» **Material for the task**:

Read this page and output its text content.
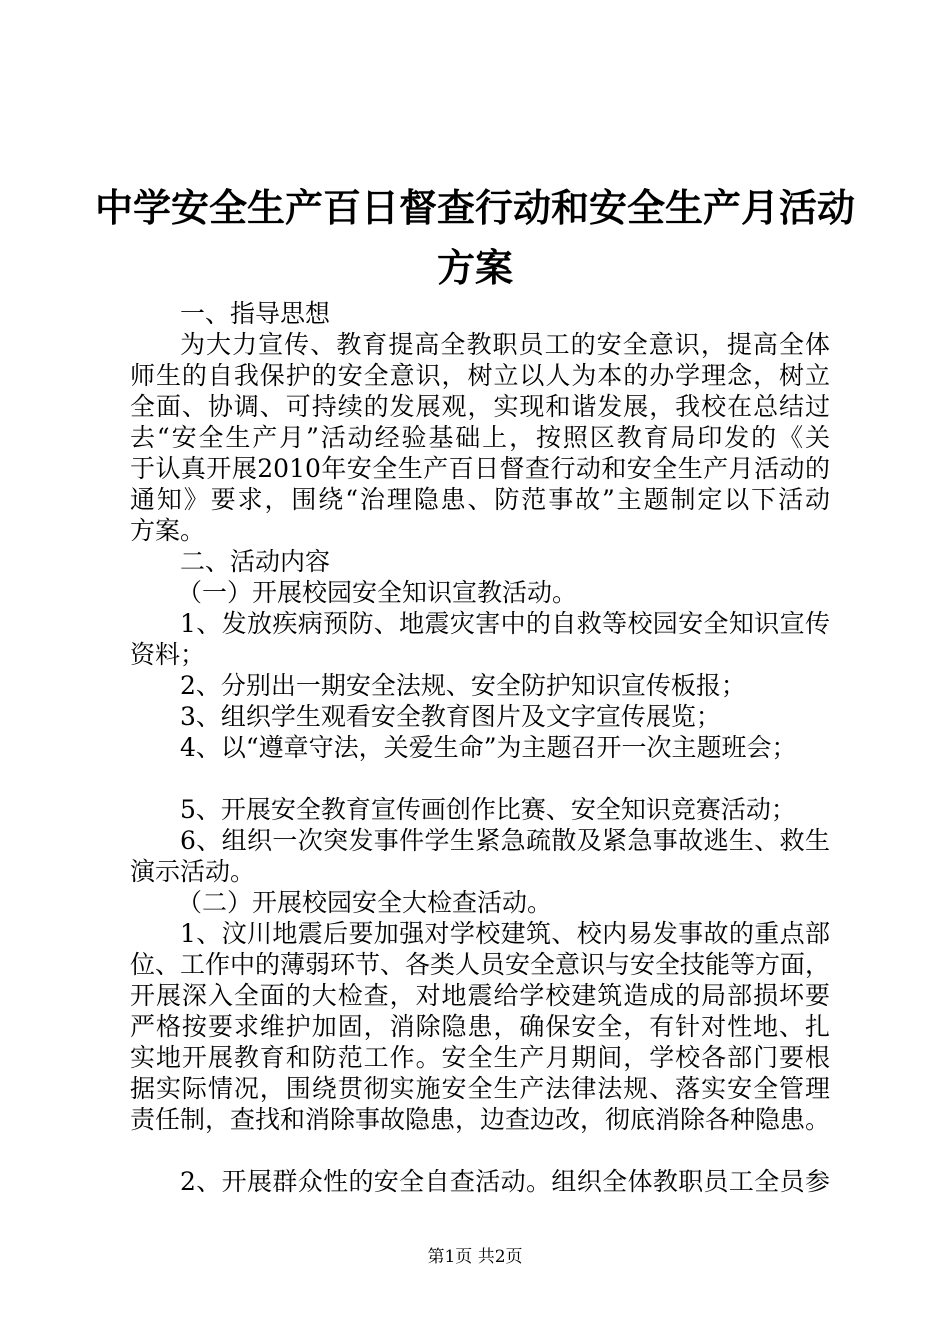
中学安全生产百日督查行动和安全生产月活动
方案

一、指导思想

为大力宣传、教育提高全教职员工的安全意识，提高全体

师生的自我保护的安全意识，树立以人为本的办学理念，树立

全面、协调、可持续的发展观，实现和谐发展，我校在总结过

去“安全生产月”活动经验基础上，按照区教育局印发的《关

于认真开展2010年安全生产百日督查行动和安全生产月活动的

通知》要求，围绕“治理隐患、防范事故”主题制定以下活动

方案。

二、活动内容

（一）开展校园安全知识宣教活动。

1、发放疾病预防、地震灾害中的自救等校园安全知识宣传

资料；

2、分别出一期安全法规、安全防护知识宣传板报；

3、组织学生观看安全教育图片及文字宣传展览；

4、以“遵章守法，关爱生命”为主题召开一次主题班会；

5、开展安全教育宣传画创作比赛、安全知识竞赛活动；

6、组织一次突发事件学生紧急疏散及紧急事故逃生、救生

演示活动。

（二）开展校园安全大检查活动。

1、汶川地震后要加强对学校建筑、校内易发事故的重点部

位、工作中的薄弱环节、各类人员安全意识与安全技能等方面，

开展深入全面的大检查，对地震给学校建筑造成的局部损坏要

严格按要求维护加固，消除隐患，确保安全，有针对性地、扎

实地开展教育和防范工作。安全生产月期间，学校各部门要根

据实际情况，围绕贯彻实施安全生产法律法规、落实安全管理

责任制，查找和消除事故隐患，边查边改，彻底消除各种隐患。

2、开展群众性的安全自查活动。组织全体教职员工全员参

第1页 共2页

--

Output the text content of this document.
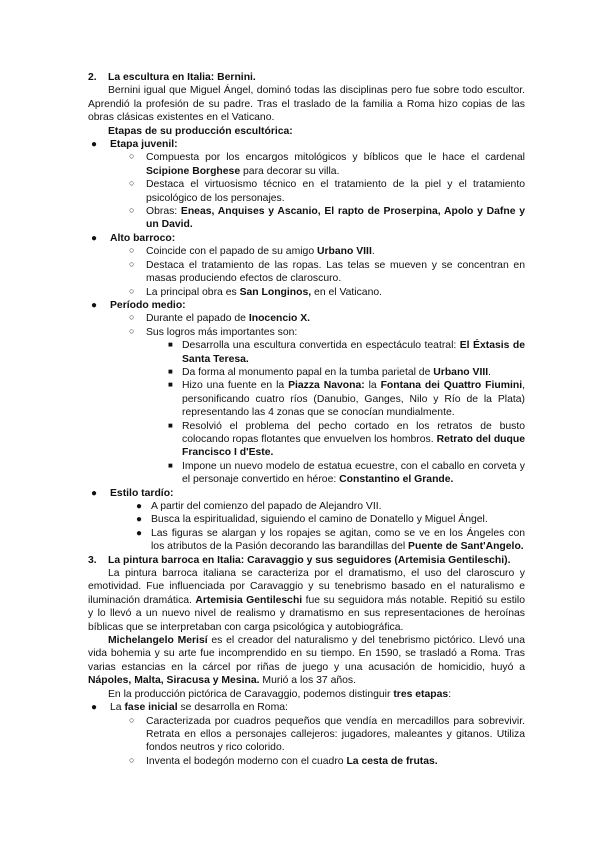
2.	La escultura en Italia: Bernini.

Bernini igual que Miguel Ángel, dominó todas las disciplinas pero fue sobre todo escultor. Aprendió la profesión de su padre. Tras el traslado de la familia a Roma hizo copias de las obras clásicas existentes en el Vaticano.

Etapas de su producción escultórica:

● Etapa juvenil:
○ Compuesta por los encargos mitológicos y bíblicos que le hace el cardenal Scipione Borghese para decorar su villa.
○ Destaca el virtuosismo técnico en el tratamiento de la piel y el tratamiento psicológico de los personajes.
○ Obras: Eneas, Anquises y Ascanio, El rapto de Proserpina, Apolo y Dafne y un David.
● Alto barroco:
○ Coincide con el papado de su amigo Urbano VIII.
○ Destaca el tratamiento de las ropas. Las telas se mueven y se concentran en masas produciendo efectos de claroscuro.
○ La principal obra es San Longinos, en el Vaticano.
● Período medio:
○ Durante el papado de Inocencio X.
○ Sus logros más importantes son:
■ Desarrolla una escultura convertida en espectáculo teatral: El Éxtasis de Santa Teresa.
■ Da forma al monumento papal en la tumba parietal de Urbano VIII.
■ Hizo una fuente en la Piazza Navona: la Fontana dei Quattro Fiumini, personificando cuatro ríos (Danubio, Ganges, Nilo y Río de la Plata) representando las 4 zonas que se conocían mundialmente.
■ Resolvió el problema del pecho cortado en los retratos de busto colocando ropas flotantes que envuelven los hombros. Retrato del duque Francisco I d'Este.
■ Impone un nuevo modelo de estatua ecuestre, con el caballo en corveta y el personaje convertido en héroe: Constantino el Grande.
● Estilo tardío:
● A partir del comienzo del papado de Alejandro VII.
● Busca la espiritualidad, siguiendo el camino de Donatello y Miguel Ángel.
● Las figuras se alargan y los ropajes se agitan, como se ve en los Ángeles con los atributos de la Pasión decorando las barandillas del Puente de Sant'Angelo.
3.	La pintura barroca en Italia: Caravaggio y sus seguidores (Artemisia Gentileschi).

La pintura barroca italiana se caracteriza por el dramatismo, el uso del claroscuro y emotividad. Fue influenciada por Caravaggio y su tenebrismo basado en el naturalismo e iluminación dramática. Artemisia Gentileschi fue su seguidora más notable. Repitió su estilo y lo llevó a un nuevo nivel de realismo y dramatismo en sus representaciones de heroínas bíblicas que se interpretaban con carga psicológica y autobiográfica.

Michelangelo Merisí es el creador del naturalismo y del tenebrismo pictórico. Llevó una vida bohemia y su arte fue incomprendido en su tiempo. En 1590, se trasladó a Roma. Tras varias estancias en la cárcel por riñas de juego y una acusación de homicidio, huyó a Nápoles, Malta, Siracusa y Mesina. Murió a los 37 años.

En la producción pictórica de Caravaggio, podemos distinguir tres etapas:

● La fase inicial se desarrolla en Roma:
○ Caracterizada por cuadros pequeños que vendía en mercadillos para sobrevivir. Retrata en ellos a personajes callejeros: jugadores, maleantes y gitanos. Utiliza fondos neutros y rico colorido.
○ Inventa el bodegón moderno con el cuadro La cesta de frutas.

...

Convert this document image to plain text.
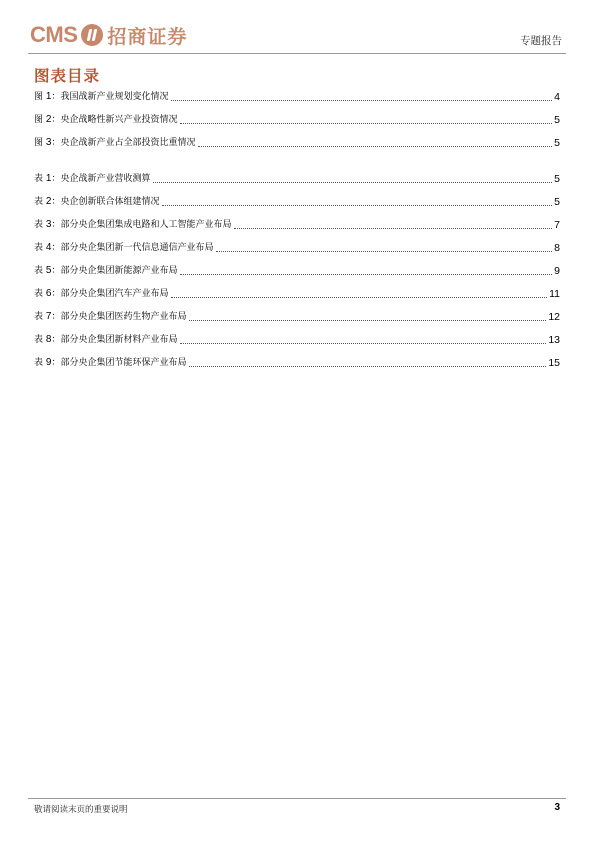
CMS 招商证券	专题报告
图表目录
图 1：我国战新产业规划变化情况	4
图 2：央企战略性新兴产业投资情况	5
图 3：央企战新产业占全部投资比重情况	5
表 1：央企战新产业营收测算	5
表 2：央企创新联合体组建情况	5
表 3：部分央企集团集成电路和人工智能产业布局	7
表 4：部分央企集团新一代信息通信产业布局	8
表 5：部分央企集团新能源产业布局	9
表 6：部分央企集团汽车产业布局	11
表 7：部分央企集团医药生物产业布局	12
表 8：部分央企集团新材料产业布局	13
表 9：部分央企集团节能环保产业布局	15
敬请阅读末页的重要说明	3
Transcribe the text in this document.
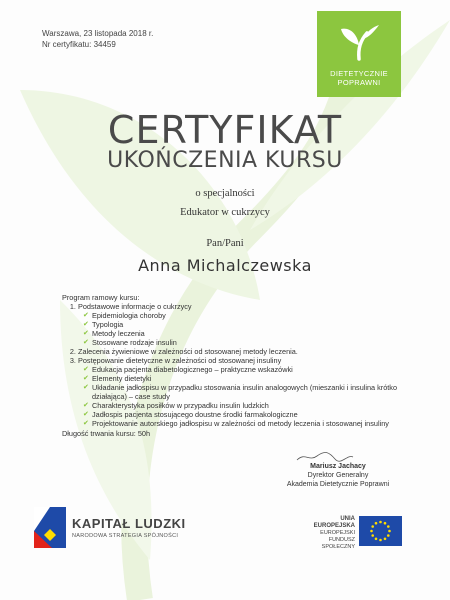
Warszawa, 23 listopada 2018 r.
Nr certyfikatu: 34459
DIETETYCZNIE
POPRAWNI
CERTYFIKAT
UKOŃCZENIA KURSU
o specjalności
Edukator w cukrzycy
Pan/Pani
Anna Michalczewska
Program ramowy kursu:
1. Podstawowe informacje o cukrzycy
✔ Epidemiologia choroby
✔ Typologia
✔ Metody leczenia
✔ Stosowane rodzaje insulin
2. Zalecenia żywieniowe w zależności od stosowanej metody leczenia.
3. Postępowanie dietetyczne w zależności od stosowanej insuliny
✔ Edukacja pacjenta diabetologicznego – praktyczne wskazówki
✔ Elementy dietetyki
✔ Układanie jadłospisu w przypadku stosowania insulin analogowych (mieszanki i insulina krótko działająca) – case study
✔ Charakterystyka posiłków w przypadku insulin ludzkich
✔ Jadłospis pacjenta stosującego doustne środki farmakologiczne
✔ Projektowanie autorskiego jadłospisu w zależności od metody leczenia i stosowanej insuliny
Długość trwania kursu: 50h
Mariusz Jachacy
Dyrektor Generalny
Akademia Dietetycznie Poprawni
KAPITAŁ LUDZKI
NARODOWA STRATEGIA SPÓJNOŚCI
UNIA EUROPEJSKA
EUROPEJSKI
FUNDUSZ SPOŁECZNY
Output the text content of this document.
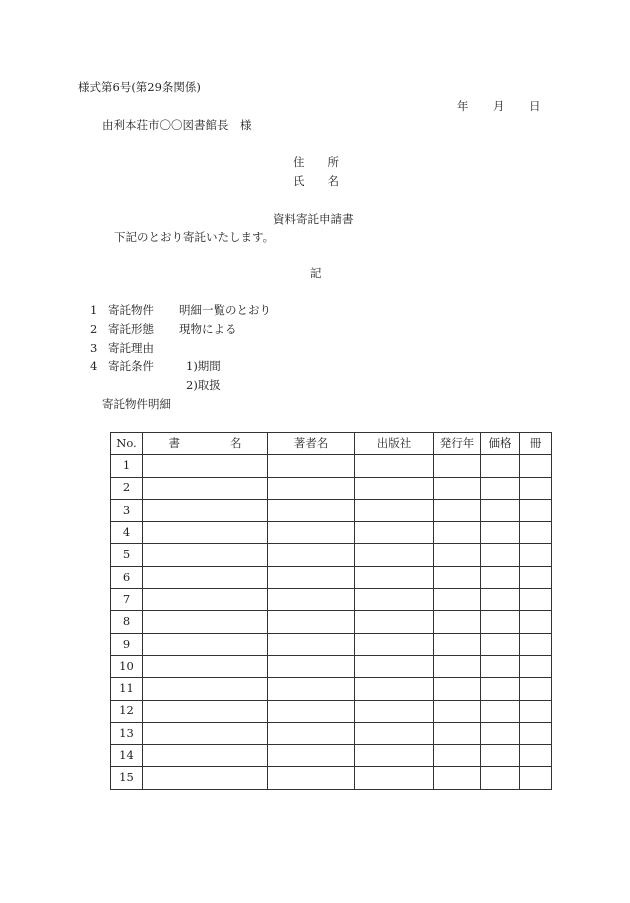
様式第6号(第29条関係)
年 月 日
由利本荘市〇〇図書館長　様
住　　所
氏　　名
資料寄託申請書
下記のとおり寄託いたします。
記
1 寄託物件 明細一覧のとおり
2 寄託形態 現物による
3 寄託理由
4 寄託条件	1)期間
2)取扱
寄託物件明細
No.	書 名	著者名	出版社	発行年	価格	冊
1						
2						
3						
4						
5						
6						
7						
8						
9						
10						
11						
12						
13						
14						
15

» **To be done**:
Among the lines above, count those containing the word "tenebrismo" and give nothing but the result.

» **Output of the exercise**:
2